[Entries from a dataset]
>> start

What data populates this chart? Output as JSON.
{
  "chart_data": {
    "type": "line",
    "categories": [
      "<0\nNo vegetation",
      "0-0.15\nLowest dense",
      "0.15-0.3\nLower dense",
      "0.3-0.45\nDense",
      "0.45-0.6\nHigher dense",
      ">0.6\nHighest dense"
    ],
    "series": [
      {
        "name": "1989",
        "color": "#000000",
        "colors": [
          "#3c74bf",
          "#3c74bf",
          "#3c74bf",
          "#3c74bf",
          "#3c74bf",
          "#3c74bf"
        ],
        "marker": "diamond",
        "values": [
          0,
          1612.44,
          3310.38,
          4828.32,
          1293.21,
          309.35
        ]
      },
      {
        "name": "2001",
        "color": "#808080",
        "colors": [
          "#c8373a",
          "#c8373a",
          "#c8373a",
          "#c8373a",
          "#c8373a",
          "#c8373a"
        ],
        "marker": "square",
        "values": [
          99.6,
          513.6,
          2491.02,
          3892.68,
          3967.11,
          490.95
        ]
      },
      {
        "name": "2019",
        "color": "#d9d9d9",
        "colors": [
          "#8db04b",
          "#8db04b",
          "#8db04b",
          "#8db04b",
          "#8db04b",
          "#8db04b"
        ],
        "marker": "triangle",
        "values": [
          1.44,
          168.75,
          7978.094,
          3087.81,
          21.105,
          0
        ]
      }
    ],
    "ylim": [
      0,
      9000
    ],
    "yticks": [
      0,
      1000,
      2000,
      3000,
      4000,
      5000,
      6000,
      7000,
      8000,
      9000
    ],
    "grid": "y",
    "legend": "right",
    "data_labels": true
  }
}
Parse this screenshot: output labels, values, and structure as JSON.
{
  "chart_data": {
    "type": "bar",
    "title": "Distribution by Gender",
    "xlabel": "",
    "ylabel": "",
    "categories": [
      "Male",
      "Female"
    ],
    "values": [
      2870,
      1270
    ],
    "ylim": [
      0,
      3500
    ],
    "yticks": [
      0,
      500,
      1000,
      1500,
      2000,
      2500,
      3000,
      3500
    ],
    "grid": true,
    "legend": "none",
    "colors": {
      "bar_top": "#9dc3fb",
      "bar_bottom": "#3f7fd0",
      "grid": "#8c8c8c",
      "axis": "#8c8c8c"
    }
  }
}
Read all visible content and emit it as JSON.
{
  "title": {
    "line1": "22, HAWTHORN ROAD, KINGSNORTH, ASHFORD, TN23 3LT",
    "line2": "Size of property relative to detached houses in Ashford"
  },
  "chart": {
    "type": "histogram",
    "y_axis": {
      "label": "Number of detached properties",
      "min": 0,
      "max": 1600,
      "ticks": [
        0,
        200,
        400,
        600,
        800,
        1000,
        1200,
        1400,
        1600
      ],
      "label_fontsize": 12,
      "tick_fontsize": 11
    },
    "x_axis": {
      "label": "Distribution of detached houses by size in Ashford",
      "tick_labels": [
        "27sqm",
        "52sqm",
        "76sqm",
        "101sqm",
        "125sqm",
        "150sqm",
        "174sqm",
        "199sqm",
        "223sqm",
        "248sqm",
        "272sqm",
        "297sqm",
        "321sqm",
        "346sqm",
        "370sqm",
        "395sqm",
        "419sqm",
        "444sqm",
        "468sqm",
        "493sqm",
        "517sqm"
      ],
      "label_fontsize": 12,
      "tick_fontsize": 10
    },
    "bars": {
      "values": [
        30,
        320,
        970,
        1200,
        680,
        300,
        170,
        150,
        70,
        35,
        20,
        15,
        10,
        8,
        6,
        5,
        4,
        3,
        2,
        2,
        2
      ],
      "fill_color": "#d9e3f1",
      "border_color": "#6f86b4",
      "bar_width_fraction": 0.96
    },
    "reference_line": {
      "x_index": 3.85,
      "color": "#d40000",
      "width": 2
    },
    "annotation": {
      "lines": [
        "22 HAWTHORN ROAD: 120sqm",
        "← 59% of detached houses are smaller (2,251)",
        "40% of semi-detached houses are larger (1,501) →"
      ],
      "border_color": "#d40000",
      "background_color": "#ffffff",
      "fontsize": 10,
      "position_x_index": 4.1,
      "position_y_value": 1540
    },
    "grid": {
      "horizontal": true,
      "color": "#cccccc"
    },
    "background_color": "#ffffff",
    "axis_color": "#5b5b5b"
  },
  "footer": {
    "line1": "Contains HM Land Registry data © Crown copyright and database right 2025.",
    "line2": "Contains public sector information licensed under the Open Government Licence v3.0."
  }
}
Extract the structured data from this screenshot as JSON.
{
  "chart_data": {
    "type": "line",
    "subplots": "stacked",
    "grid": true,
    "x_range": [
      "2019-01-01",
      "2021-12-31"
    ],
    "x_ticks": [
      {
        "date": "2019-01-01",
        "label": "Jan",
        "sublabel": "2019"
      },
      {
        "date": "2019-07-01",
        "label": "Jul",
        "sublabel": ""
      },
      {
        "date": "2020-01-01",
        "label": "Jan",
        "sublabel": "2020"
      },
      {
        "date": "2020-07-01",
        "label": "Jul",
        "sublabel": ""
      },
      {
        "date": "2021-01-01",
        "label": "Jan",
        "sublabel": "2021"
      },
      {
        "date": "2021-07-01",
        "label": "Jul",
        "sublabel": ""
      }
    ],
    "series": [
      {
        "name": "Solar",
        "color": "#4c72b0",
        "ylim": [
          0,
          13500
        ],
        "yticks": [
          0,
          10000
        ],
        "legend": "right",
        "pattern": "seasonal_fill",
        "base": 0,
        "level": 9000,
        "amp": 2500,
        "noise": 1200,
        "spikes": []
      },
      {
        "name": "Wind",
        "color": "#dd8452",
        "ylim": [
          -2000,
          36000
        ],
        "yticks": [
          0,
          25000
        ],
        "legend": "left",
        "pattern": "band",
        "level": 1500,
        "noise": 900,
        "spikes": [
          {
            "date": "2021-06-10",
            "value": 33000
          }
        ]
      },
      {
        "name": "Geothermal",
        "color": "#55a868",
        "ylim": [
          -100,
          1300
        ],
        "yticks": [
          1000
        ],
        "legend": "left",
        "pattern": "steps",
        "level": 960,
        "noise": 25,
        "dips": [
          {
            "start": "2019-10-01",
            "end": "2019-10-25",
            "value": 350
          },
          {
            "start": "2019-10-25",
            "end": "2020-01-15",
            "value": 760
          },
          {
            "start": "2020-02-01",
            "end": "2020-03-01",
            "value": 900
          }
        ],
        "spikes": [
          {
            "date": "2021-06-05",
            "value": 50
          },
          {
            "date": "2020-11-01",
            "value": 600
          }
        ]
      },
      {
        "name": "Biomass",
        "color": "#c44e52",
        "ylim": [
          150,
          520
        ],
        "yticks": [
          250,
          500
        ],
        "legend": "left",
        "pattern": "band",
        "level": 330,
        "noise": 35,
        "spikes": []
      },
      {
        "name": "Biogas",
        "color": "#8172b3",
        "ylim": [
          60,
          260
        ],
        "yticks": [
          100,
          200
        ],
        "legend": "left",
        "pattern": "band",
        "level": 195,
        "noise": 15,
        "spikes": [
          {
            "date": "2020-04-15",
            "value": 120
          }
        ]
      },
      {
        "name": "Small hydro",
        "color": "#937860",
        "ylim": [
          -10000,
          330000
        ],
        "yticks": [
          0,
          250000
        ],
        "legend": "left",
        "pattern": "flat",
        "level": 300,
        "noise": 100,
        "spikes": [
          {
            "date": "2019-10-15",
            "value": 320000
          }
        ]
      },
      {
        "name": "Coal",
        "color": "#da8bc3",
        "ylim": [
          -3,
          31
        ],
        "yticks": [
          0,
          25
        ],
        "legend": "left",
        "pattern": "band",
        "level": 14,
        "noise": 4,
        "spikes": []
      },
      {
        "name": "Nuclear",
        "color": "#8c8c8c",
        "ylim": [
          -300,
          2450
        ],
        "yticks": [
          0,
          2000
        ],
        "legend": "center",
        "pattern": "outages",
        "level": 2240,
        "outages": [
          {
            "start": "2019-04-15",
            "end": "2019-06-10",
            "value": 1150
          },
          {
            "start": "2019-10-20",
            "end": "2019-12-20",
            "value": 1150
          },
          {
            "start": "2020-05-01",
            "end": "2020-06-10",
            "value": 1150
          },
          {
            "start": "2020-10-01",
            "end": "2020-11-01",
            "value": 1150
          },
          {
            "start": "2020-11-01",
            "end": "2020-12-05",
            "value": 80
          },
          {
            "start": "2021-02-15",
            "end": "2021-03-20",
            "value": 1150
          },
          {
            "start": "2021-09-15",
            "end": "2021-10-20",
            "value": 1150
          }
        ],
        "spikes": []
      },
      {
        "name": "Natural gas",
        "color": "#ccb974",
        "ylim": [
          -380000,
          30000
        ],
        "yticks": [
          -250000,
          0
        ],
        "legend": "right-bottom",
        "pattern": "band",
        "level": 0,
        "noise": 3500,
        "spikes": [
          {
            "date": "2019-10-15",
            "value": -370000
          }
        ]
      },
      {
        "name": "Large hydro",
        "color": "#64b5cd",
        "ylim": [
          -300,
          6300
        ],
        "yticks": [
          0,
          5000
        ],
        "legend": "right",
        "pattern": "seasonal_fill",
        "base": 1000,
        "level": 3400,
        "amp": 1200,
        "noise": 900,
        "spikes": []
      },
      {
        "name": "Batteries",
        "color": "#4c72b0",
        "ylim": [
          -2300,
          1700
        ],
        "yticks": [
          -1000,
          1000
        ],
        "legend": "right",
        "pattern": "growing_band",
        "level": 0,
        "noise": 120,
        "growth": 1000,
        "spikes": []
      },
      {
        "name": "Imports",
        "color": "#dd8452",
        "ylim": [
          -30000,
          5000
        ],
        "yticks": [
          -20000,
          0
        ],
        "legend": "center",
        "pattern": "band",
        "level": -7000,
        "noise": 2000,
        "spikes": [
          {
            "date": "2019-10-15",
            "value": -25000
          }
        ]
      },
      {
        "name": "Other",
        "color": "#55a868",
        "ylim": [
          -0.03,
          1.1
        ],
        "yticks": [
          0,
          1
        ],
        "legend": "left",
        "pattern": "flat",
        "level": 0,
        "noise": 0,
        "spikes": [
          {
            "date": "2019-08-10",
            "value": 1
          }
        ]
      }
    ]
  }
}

>> end

Copy all lines in the listing above where the string "ffffff" appears.

      "background_color": "#ffffff",
    "background_color": "#ffffff",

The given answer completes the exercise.